**Data to process:**
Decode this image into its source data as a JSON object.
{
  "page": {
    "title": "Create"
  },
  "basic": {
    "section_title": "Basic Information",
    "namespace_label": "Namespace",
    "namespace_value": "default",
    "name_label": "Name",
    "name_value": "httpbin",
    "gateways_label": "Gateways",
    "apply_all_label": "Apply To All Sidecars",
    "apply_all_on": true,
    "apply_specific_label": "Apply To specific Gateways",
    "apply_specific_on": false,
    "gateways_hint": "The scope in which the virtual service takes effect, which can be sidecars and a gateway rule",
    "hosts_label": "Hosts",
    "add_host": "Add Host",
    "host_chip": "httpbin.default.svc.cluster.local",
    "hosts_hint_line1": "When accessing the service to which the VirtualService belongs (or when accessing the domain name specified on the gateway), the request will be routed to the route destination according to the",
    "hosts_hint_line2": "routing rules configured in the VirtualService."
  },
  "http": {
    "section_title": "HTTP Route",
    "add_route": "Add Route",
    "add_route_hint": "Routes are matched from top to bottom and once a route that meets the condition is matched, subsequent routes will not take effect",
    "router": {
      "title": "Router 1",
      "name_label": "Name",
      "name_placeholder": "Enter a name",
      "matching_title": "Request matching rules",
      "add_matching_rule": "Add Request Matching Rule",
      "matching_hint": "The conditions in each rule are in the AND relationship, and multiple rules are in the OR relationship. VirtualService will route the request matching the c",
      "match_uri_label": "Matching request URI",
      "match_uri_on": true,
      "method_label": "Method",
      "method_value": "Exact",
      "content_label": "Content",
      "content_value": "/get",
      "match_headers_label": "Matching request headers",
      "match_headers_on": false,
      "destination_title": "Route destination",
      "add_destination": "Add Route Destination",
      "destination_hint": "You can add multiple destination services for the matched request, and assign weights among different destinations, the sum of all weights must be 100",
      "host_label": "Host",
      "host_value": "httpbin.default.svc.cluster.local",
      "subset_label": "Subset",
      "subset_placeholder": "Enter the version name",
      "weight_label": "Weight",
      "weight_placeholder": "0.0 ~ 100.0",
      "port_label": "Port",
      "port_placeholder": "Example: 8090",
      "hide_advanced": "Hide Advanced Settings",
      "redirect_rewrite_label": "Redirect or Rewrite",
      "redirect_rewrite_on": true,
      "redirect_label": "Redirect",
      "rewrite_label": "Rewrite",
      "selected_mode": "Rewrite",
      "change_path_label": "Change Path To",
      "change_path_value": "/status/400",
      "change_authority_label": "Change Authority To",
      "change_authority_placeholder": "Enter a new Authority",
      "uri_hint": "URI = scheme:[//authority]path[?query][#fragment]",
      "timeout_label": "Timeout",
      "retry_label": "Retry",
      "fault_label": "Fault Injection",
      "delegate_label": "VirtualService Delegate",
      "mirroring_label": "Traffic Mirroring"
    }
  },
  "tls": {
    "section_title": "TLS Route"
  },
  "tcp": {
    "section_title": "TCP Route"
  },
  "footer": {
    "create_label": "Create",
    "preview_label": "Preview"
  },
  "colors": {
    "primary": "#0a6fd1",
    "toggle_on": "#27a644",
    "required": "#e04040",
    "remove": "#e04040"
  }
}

**Stated exercise:**
Whichever lines contain the string "false", select and copy them.

**Correct answer:**
    "apply_specific_on": false,
      "match_headers_on": false,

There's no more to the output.